[Rows from a dataset]
────────────────────────────────────────
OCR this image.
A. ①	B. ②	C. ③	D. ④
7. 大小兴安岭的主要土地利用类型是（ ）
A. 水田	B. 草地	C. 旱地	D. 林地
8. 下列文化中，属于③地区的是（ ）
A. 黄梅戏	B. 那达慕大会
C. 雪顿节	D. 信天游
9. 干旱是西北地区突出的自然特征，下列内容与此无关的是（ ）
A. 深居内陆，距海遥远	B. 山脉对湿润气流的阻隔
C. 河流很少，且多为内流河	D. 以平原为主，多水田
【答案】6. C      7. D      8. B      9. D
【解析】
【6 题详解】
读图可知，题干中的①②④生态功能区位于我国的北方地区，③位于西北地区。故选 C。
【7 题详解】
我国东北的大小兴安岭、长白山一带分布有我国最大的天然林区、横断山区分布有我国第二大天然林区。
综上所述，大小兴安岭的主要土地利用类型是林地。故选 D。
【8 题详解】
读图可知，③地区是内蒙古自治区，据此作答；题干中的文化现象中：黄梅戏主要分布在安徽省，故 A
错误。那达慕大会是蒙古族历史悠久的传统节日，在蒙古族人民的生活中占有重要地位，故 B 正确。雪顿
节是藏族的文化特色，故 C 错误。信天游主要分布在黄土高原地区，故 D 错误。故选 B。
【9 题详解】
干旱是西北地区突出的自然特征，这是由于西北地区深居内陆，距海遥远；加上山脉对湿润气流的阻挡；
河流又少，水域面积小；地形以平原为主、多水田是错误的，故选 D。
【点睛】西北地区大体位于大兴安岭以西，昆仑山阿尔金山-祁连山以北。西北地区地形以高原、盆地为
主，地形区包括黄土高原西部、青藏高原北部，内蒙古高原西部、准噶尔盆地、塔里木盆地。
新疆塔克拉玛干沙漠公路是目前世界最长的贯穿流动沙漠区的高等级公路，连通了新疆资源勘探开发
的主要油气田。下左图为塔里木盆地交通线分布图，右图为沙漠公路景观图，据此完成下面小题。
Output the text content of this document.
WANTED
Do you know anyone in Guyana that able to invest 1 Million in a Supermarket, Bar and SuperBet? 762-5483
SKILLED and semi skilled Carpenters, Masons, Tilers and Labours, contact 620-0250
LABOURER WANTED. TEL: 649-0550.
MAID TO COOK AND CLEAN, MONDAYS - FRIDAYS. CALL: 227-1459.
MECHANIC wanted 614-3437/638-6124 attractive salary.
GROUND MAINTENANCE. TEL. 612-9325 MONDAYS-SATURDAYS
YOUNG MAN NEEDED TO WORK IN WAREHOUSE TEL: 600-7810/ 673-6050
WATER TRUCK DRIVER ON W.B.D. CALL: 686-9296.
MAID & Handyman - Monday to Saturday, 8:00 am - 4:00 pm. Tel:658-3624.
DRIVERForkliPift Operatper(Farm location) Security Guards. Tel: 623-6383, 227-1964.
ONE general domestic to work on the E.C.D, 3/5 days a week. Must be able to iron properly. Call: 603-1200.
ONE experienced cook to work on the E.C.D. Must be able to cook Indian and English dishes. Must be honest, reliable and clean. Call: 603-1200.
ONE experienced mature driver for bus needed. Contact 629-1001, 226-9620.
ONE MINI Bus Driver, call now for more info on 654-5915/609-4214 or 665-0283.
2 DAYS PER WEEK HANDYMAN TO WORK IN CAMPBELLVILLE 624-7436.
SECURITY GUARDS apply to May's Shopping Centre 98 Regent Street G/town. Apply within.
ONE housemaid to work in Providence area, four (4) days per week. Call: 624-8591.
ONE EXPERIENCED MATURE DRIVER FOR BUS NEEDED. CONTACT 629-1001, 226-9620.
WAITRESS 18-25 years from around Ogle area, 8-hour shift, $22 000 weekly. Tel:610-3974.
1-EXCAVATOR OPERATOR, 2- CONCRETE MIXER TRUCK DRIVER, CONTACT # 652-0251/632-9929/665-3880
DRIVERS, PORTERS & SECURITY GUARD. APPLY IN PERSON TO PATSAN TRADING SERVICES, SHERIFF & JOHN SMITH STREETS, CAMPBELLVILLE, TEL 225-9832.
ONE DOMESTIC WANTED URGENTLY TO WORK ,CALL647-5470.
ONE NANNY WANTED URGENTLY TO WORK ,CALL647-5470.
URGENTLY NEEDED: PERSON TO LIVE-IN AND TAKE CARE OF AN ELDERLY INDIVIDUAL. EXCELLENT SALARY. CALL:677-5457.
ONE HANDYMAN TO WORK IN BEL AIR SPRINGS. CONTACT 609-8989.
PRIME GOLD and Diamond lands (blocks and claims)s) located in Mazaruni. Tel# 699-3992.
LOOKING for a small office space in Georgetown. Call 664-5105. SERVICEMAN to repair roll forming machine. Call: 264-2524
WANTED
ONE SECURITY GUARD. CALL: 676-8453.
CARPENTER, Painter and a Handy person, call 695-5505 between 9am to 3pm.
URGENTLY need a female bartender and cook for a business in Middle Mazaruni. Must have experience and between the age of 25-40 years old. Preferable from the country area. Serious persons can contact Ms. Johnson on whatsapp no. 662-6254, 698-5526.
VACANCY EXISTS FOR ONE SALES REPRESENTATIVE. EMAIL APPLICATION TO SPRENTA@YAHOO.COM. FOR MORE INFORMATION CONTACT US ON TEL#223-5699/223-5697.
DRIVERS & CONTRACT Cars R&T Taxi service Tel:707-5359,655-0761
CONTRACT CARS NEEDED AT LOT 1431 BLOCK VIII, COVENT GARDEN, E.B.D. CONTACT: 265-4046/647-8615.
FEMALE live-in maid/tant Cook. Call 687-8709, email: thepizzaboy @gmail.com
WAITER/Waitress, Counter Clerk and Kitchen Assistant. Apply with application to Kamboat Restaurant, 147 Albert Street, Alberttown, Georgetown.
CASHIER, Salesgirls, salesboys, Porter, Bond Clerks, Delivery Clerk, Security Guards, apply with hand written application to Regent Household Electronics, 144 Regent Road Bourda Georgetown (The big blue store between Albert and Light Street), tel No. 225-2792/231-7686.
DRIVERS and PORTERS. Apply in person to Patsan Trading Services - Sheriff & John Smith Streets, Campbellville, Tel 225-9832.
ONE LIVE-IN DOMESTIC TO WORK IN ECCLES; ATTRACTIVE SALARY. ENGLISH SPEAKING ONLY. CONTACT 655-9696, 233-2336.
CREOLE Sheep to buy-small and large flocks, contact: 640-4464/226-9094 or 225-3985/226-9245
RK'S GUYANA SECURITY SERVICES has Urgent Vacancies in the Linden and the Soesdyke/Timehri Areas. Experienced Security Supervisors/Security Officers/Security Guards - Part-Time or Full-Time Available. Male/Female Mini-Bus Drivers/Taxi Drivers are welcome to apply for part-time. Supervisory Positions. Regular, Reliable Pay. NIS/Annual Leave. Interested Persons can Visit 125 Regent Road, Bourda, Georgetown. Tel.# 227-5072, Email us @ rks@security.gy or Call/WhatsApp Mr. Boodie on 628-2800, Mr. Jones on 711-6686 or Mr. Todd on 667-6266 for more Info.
────────────────────────────────────────
TASK DIRECTIONS: Exactly reproduce the material above.

THE SOLUTION:
OCR this image.
A. ①	B. ②	C. ③	D. ④
7. 大小兴安岭的主要土地利用类型是（ ）
A. 水田	B. 草地	C. 旱地	D. 林地
8. 下列文化中，属于③地区的是（ ）
A. 黄梅戏	B. 那达慕大会
C. 雪顿节	D. 信天游
9. 干旱是西北地区突出的自然特征，下列内容与此无关的是（ ）
A. 深居内陆，距海遥远	B. 山脉对湿润气流的阻隔
C. 河流很少，且多为内流河	D. 以平原为主，多水田
【答案】6. C      7. D      8. B      9. D
【解析】
【6 题详解】
读图可知，题干中的①②④生态功能区位于我国的北方地区，③位于西北地区。故选 C。
【7 题详解】
我国东北的大小兴安岭、长白山一带分布有我国最大的天然林区、横断山区分布有我国第二大天然林区。
综上所述，大小兴安岭的主要土地利用类型是林地。故选 D。
【8 题详解】
读图可知，③地区是内蒙古自治区，据此作答；题干中的文化现象中：黄梅戏主要分布在安徽省，故 A
错误。那达慕大会是蒙古族历史悠久的传统节日，在蒙古族人民的生活中占有重要地位，故 B 正确。雪顿
节是藏族的文化特色，故 C 错误。信天游主要分布在黄土高原地区，故 D 错误。故选 B。
【9 题详解】
干旱是西北地区突出的自然特征，这是由于西北地区深居内陆，距海遥远；加上山脉对湿润气流的阻挡；
河流又少，水域面积小；地形以平原为主、多水田是错误的，故选 D。
【点睛】西北地区大体位于大兴安岭以西，昆仑山阿尔金山-祁连山以北。西北地区地形以高原、盆地为
主，地形区包括黄土高原西部、青藏高原北部，内蒙古高原西部、准噶尔盆地、塔里木盆地。
新疆塔克拉玛干沙漠公路是目前世界最长的贯穿流动沙漠区的高等级公路，连通了新疆资源勘探开发
的主要油气田。下左图为塔里木盆地交通线分布图，右图为沙漠公路景观图，据此完成下面小题。
Output the text content of this document.
WANTED
Do you know anyone in Guyana that able to invest 1 Million in a Supermarket, Bar and SuperBet? 762-5483
SKILLED and semi skilled Carpenters, Masons, Tilers and Labours, contact 620-0250
LABOURER WANTED. TEL: 649-0550.
MAID TO COOK AND CLEAN, MONDAYS - FRIDAYS. CALL: 227-1459.
MECHANIC wanted 614-3437/638-6124 attractive salary.
GROUND MAINTENANCE. TEL. 612-9325 MONDAYS-SATURDAYS
YOUNG MAN NEEDED TO WORK IN WAREHOUSE TEL: 600-7810/ 673-6050
WATER TRUCK DRIVER ON W.B.D. CALL: 686-9296.
MAID & Handyman - Monday to Saturday, 8:00 am - 4:00 pm. Tel:658-3624.
DRIVERForkliPift Operatper(Farm location) Security Guards. Tel: 623-6383, 227-1964.
ONE general domestic to work on the E.C.D, 3/5 days a week. Must be able to iron properly. Call: 603-1200.
ONE experienced cook to work on the E.C.D. Must be able to cook Indian and English dishes. Must be honest, reliable and clean. Call: 603-1200.
ONE experienced mature driver for bus needed. Contact 629-1001, 226-9620.
ONE MINI Bus Driver, call now for more info on 654-5915/609-4214 or 665-0283.
2 DAYS PER WEEK HANDYMAN TO WORK IN CAMPBELLVILLE 624-7436.
SECURITY GUARDS apply to May's Shopping Centre 98 Regent Street G/town. Apply within.
ONE housemaid to work in Providence area, four (4) days per week. Call: 624-8591.
ONE EXPERIENCED MATURE DRIVER FOR BUS NEEDED. CONTACT 629-1001, 226-9620.
WAITRESS 18-25 years from around Ogle area, 8-hour shift, $22 000 weekly. Tel:610-3974.
1-EXCAVATOR OPERATOR, 2- CONCRETE MIXER TRUCK DRIVER, CONTACT # 652-0251/632-9929/665-3880
DRIVERS, PORTERS & SECURITY GUARD. APPLY IN PERSON TO PATSAN TRADING SERVICES, SHERIFF & JOHN SMITH STREETS, CAMPBELLVILLE, TEL 225-9832.
ONE DOMESTIC WANTED URGENTLY TO WORK ,CALL647-5470.
ONE NANNY WANTED URGENTLY TO WORK ,CALL647-5470.
URGENTLY NEEDED: PERSON TO LIVE-IN AND TAKE CARE OF AN ELDERLY INDIVIDUAL. EXCELLENT SALARY. CALL:677-5457.
ONE HANDYMAN TO WORK IN BEL AIR SPRINGS. CONTACT 609-8989.
PRIME GOLD and Diamond lands (blocks and claims)s) located in Mazaruni. Tel# 699-3992.
LOOKING for a small office space in Georgetown. Call 664-5105. SERVICEMAN to repair roll forming machine. Call: 264-2524
WANTED
ONE SECURITY GUARD. CALL: 676-8453.
CARPENTER, Painter and a Handy person, call 695-5505 between 9am to 3pm.
URGENTLY need a female bartender and cook for a business in Middle Mazaruni. Must have experience and between the age of 25-40 years old. Preferable from the country area. Serious persons can contact Ms. Johnson on whatsapp no. 662-6254, 698-5526.
VACANCY EXISTS FOR ONE SALES REPRESENTATIVE. EMAIL APPLICATION TO SPRENTA@YAHOO.COM. FOR MORE INFORMATION CONTACT US ON TEL#223-5699/223-5697.
DRIVERS & CONTRACT Cars R&T Taxi service Tel:707-5359,655-0761
CONTRACT CARS NEEDED AT LOT 1431 BLOCK VIII, COVENT GARDEN, E.B.D. CONTACT: 265-4046/647-8615.
FEMALE live-in maid/tant Cook. Call 687-8709, email: thepizzaboy @gmail.com
WAITER/Waitress, Counter Clerk and Kitchen Assistant. Apply with application to Kamboat Restaurant, 147 Albert Street, Alberttown, Georgetown.
CASHIER, Salesgirls, salesboys, Porter, Bond Clerks, Delivery Clerk, Security Guards, apply with hand written application to Regent Household Electronics, 144 Regent Road Bourda Georgetown (The big blue store between Albert and Light Street), tel No. 225-2792/231-7686.
DRIVERS and PORTERS. Apply in person to Patsan Trading Services - Sheriff & John Smith Streets, Campbellville, Tel 225-9832.
ONE LIVE-IN DOMESTIC TO WORK IN ECCLES; ATTRACTIVE SALARY. ENGLISH SPEAKING ONLY. CONTACT 655-9696, 233-2336.
CREOLE Sheep to buy-small and large flocks, contact: 640-4464/226-9094 or 225-3985/226-9245
RK'S GUYANA SECURITY SERVICES has Urgent Vacancies in the Linden and the Soesdyke/Timehri Areas. Experienced Security Supervisors/Security Officers/Security Guards - Part-Time or Full-Time Available. Male/Female Mini-Bus Drivers/Taxi Drivers are welcome to apply for part-time. Supervisory Positions. Regular, Reliable Pay. NIS/Annual Leave. Interested Persons can Visit 125 Regent Road, Bourda, Georgetown. Tel.# 227-5072, Email us @ rks@security.gy or Call/WhatsApp Mr. Boodie on 628-2800, Mr. Jones on 711-6686 or Mr. Todd on 667-6266 for more Info.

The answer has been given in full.